How many lines of these records hold the string "page"? Reply with the number alone.

** begin Data in this exercise **

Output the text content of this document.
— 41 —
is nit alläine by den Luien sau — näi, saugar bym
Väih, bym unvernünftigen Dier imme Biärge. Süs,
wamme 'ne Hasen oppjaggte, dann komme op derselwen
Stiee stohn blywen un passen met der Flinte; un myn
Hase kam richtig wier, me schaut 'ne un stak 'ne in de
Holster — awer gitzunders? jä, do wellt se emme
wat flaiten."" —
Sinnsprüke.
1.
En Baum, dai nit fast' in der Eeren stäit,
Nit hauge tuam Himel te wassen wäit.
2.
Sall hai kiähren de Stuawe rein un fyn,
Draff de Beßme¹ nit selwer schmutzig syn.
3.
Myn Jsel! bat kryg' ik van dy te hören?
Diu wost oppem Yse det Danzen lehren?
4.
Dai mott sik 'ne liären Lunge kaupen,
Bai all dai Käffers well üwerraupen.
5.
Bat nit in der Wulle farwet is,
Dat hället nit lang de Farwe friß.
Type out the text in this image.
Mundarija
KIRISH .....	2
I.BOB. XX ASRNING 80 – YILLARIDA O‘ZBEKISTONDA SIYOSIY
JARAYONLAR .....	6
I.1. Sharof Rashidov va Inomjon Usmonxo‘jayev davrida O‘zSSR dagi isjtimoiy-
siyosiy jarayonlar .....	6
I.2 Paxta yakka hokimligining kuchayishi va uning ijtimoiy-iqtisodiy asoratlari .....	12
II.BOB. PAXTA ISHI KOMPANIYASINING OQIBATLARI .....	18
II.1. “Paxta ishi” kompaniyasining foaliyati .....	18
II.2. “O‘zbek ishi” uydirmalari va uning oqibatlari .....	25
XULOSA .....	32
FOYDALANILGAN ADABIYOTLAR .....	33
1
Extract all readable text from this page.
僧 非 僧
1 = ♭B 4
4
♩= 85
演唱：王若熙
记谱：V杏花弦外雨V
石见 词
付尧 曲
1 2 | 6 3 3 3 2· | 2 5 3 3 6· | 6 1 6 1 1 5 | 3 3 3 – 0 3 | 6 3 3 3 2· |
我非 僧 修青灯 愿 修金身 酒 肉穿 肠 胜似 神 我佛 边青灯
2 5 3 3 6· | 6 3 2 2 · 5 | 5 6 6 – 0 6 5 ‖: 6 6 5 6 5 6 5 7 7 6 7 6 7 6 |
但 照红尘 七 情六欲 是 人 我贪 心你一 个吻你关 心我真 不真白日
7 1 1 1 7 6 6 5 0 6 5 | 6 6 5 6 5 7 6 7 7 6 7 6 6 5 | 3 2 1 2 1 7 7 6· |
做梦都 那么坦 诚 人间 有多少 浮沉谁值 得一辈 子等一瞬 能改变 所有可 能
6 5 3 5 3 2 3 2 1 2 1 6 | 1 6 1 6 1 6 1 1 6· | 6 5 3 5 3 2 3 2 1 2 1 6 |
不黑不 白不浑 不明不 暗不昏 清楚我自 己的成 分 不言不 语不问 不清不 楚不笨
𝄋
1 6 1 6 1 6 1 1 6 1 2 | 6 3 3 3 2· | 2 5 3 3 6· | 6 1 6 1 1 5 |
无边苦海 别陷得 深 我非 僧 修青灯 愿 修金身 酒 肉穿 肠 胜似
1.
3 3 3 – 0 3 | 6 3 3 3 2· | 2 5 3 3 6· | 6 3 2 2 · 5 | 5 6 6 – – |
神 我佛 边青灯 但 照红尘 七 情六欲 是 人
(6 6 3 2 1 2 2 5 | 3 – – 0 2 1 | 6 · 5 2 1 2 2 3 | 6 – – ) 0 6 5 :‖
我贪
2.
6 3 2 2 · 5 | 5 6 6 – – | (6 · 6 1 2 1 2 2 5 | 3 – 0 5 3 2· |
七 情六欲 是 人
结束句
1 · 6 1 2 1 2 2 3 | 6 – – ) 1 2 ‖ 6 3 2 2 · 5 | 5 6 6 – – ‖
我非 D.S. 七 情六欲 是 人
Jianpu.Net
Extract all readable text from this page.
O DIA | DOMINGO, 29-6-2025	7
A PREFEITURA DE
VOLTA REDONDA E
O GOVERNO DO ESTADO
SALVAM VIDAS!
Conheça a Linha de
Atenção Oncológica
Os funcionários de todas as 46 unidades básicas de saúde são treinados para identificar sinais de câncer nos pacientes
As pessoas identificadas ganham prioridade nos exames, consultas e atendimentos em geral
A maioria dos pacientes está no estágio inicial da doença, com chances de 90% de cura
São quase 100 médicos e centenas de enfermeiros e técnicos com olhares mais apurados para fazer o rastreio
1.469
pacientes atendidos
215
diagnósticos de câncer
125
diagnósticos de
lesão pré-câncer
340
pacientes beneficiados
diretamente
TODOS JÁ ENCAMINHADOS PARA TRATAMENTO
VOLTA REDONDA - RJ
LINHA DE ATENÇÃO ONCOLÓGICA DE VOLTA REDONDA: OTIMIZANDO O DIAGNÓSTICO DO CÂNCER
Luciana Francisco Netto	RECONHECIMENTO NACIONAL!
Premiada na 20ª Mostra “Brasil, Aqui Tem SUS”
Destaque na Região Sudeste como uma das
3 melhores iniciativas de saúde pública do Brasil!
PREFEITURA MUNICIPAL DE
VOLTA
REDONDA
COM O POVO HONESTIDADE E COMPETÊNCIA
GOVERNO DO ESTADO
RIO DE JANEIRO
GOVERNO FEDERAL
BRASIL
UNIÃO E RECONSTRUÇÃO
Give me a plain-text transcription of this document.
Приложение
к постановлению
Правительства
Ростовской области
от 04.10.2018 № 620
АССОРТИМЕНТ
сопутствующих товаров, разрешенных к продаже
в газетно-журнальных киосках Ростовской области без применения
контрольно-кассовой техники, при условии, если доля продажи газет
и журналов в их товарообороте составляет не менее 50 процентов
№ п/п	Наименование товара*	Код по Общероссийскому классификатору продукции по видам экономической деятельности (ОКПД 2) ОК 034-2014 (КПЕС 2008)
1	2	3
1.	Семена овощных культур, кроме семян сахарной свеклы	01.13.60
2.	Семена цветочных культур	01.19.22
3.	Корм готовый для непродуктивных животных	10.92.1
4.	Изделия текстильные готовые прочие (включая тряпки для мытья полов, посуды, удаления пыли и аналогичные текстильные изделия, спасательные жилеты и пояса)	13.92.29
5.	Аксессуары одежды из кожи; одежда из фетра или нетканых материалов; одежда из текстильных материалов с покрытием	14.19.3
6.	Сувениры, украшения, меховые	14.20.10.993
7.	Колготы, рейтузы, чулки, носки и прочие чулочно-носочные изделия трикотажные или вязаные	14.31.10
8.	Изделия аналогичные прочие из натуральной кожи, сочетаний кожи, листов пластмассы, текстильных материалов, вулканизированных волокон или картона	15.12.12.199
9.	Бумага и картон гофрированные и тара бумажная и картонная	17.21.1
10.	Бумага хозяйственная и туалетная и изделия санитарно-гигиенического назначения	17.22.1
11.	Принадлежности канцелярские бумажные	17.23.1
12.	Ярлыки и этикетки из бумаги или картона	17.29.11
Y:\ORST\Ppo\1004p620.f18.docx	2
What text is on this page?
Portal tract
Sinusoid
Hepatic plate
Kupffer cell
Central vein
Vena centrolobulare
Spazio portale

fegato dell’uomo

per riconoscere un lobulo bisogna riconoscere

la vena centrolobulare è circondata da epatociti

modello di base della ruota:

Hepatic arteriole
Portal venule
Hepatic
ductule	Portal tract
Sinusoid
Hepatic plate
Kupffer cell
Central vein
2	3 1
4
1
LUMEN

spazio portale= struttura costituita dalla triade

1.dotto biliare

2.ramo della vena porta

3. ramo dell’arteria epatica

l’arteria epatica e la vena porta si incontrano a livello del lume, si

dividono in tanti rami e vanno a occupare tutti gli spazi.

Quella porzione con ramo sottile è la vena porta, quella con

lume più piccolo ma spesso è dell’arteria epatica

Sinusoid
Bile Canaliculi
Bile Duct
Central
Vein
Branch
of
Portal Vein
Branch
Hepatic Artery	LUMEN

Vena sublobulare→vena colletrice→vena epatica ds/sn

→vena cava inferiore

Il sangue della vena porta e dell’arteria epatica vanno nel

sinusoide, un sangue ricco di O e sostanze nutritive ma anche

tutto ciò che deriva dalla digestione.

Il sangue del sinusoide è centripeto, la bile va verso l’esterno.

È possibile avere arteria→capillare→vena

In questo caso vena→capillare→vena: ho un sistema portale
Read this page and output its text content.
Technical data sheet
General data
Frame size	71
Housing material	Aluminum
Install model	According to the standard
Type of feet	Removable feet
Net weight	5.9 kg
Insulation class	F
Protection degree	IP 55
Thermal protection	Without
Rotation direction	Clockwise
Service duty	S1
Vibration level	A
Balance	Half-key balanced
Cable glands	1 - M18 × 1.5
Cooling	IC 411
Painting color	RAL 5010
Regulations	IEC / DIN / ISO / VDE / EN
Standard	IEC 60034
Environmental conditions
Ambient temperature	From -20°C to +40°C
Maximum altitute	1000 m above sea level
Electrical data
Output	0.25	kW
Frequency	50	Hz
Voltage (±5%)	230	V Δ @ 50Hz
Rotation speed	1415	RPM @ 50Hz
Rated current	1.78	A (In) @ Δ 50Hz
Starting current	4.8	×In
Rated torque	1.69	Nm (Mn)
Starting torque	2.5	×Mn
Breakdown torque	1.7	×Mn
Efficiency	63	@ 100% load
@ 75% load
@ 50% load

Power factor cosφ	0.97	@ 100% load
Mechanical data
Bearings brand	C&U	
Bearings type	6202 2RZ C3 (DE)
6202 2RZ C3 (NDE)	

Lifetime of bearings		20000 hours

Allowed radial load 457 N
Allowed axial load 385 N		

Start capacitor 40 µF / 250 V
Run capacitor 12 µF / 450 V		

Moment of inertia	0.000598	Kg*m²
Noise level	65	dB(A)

** end Data in this exercise **

§ Result of this exercise
4